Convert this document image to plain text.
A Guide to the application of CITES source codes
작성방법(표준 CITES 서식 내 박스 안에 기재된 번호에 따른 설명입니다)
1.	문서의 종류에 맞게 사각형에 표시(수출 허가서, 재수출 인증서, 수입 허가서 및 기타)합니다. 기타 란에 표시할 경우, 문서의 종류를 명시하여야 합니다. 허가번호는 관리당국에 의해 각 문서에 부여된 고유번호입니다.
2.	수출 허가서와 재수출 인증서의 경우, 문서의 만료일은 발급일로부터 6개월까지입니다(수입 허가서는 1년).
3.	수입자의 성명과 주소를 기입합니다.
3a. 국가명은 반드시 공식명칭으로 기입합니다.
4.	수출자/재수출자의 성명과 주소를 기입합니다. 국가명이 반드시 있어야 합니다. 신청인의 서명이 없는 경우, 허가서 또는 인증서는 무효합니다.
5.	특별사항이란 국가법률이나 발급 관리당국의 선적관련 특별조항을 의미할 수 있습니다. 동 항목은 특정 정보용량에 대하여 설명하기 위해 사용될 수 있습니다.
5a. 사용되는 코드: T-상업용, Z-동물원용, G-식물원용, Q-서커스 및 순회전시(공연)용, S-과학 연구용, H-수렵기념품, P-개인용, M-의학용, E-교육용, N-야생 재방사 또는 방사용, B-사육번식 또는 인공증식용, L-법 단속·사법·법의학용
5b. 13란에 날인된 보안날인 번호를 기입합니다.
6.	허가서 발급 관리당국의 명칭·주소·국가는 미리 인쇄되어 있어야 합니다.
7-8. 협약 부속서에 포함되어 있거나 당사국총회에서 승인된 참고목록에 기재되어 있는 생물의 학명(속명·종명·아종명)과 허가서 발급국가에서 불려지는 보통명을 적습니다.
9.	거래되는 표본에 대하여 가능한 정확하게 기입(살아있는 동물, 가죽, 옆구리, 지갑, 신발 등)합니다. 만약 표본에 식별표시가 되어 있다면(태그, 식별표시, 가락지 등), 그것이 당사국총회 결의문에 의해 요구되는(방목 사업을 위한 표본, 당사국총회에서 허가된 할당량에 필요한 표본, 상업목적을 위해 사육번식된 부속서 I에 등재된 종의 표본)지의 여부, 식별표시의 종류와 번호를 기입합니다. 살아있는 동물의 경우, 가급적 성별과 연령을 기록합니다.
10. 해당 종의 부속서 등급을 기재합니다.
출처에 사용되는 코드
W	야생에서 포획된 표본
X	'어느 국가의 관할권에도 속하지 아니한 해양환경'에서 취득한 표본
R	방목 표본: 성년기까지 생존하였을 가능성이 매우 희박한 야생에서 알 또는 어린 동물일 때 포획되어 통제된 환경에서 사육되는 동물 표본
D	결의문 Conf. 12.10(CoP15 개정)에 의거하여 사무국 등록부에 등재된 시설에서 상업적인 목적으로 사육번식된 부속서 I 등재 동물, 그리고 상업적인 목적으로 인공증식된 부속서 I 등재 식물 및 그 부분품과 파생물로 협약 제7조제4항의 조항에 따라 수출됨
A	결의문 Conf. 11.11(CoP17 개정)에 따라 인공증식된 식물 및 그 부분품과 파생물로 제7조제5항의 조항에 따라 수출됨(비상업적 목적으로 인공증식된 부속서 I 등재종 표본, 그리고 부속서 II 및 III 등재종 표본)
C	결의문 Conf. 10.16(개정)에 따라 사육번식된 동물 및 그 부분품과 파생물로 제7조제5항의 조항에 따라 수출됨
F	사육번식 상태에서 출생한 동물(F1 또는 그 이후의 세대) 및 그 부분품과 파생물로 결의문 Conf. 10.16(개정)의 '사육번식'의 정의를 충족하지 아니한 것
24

···

Transcribe the entire listing above precisely.

EXERCISE RESULT:
Convert this document image to plain text.
A Guide to the application of CITES source codes
작성방법(표준 CITES 서식 내 박스 안에 기재된 번호에 따른 설명입니다)
1.	문서의 종류에 맞게 사각형에 표시(수출 허가서, 재수출 인증서, 수입 허가서 및 기타)합니다. 기타 란에 표시할 경우, 문서의 종류를 명시하여야 합니다. 허가번호는 관리당국에 의해 각 문서에 부여된 고유번호입니다.
2.	수출 허가서와 재수출 인증서의 경우, 문서의 만료일은 발급일로부터 6개월까지입니다(수입 허가서는 1년).
3.	수입자의 성명과 주소를 기입합니다.
3a. 국가명은 반드시 공식명칭으로 기입합니다.
4.	수출자/재수출자의 성명과 주소를 기입합니다. 국가명이 반드시 있어야 합니다. 신청인의 서명이 없는 경우, 허가서 또는 인증서는 무효합니다.
5.	특별사항이란 국가법률이나 발급 관리당국의 선적관련 특별조항을 의미할 수 있습니다. 동 항목은 특정 정보용량에 대하여 설명하기 위해 사용될 수 있습니다.
5a. 사용되는 코드: T-상업용, Z-동물원용, G-식물원용, Q-서커스 및 순회전시(공연)용, S-과학 연구용, H-수렵기념품, P-개인용, M-의학용, E-교육용, N-야생 재방사 또는 방사용, B-사육번식 또는 인공증식용, L-법 단속·사법·법의학용
5b. 13란에 날인된 보안날인 번호를 기입합니다.
6.	허가서 발급 관리당국의 명칭·주소·국가는 미리 인쇄되어 있어야 합니다.
7-8. 협약 부속서에 포함되어 있거나 당사국총회에서 승인된 참고목록에 기재되어 있는 생물의 학명(속명·종명·아종명)과 허가서 발급국가에서 불려지는 보통명을 적습니다.
9.	거래되는 표본에 대하여 가능한 정확하게 기입(살아있는 동물, 가죽, 옆구리, 지갑, 신발 등)합니다. 만약 표본에 식별표시가 되어 있다면(태그, 식별표시, 가락지 등), 그것이 당사국총회 결의문에 의해 요구되는(방목 사업을 위한 표본, 당사국총회에서 허가된 할당량에 필요한 표본, 상업목적을 위해 사육번식된 부속서 I에 등재된 종의 표본)지의 여부, 식별표시의 종류와 번호를 기입합니다. 살아있는 동물의 경우, 가급적 성별과 연령을 기록합니다.
10. 해당 종의 부속서 등급을 기재합니다.
출처에 사용되는 코드
W	야생에서 포획된 표본
X	'어느 국가의 관할권에도 속하지 아니한 해양환경'에서 취득한 표본
R	방목 표본: 성년기까지 생존하였을 가능성이 매우 희박한 야생에서 알 또는 어린 동물일 때 포획되어 통제된 환경에서 사육되는 동물 표본
D	결의문 Conf. 12.10(CoP15 개정)에 의거하여 사무국 등록부에 등재된 시설에서 상업적인 목적으로 사육번식된 부속서 I 등재 동물, 그리고 상업적인 목적으로 인공증식된 부속서 I 등재 식물 및 그 부분품과 파생물로 협약 제7조제4항의 조항에 따라 수출됨
A	결의문 Conf. 11.11(CoP17 개정)에 따라 인공증식된 식물 및 그 부분품과 파생물로 제7조제5항의 조항에 따라 수출됨(비상업적 목적으로 인공증식된 부속서 I 등재종 표본, 그리고 부속서 II 및 III 등재종 표본)
C	결의문 Conf. 10.16(개정)에 따라 사육번식된 동물 및 그 부분품과 파생물로 제7조제5항의 조항에 따라 수출됨
F	사육번식 상태에서 출생한 동물(F1 또는 그 이후의 세대) 및 그 부분품과 파생물로 결의문 Conf. 10.16(개정)의 '사육번식'의 정의를 충족하지 아니한 것
24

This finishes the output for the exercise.